» **Short task**:
State the count of lines below in which the word "bottom" appears, and add nothing.

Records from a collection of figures
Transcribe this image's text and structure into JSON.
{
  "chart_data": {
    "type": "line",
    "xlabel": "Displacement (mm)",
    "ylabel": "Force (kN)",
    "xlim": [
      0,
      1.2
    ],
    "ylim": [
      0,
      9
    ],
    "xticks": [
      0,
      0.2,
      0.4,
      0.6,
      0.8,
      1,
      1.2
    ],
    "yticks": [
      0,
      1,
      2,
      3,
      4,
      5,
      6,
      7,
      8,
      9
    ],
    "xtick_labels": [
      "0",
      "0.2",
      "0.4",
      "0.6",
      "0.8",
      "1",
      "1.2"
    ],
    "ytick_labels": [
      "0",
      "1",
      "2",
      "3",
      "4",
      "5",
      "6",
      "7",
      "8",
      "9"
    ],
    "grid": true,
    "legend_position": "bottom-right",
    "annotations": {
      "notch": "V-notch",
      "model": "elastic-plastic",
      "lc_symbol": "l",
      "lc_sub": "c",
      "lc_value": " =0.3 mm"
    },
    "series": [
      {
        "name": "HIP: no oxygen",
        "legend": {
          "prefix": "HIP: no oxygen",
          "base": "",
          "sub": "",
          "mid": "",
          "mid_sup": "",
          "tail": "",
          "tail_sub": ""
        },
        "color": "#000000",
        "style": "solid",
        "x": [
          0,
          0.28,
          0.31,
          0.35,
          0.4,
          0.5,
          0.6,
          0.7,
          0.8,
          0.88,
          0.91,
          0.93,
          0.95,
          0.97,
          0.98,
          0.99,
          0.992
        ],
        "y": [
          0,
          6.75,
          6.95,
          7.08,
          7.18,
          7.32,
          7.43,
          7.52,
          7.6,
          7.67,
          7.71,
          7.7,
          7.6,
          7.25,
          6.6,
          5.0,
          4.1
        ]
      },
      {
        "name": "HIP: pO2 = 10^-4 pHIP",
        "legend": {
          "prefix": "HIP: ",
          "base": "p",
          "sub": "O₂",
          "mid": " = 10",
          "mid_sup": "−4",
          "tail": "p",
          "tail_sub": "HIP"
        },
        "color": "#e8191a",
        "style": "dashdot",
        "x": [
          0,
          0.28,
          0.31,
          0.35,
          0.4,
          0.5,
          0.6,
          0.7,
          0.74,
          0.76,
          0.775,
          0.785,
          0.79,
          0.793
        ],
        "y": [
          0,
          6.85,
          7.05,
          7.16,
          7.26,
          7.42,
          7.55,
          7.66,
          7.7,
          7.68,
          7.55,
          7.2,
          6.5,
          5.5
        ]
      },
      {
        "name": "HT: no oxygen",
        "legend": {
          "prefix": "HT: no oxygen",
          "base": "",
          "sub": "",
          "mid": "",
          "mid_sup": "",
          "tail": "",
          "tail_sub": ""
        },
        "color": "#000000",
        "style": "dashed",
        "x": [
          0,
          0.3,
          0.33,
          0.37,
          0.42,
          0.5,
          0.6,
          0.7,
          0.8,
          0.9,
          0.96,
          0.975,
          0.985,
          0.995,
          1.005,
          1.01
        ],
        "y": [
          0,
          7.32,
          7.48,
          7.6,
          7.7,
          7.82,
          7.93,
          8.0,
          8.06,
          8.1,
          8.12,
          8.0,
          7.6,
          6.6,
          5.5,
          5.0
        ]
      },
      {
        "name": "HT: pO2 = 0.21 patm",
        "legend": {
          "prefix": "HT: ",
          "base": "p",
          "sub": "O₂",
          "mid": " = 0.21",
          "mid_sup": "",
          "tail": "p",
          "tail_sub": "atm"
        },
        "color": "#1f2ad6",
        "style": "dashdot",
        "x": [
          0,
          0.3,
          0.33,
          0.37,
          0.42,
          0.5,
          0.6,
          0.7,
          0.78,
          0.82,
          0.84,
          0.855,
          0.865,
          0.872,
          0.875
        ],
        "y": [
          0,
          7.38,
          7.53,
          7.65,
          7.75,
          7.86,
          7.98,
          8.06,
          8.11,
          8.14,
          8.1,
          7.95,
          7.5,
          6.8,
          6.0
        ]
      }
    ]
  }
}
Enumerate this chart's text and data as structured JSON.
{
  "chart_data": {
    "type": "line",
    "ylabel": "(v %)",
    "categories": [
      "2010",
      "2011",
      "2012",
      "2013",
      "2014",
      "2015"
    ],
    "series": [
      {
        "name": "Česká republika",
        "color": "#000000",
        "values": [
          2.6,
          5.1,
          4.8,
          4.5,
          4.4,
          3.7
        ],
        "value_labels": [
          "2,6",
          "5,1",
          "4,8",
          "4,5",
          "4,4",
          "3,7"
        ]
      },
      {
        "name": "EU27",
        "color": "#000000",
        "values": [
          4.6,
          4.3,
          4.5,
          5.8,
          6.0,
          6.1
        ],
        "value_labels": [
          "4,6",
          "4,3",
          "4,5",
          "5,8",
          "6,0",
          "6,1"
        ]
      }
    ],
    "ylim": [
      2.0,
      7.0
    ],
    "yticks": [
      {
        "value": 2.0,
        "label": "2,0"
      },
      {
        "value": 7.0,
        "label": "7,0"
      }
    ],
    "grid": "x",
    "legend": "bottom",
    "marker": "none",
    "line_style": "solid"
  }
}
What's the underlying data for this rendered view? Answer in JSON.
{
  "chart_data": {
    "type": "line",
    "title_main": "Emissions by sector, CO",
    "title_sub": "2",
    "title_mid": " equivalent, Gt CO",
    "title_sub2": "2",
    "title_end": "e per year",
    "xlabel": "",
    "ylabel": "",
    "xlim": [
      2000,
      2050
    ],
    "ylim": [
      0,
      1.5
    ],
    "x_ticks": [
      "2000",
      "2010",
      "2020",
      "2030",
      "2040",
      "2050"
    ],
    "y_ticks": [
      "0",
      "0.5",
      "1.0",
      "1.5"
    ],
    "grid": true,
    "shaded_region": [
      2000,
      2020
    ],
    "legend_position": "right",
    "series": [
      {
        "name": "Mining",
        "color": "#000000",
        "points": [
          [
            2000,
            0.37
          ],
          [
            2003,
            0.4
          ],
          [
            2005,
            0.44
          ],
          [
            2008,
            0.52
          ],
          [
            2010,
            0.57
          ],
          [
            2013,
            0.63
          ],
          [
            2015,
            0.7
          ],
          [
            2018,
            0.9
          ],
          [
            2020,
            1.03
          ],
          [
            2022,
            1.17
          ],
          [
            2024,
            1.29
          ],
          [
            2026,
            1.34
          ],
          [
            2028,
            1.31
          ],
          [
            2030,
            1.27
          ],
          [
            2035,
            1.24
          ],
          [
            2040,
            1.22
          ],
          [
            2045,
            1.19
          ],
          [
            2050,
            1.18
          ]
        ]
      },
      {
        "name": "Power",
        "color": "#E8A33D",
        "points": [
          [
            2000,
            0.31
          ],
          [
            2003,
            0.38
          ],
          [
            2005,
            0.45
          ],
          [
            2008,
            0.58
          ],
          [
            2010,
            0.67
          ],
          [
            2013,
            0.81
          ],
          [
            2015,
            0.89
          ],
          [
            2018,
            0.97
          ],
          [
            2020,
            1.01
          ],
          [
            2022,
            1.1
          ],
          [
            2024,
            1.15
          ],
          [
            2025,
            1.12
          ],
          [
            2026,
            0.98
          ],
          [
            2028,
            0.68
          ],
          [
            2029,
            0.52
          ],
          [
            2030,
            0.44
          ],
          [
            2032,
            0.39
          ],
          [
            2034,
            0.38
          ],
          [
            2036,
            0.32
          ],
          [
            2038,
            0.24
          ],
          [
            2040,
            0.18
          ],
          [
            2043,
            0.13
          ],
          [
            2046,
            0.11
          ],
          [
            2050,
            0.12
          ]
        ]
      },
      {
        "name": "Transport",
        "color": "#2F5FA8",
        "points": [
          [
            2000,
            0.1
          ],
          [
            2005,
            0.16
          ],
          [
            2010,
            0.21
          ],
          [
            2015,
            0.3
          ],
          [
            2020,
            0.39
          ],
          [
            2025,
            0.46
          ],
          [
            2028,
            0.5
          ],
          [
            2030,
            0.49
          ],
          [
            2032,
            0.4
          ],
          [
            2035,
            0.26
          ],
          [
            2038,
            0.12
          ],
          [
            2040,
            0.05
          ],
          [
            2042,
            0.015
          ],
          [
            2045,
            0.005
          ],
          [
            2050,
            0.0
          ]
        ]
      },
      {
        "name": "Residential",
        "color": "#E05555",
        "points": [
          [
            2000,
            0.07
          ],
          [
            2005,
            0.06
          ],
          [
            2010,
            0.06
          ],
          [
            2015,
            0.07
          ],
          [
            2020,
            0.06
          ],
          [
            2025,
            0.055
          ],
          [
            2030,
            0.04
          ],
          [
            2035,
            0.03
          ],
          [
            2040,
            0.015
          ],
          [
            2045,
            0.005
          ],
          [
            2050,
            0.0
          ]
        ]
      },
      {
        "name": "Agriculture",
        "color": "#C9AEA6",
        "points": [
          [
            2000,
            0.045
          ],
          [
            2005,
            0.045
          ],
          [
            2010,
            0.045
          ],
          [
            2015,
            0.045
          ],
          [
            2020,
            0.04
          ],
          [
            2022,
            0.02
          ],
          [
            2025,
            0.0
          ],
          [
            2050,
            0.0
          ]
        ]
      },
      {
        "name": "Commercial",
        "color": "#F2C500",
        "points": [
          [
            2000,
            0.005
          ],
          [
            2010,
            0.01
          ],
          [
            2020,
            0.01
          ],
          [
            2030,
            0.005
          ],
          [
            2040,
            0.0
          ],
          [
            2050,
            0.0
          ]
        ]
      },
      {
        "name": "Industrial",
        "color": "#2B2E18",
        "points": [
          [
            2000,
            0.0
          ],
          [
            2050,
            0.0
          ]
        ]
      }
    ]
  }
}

» **Problem solution**:
2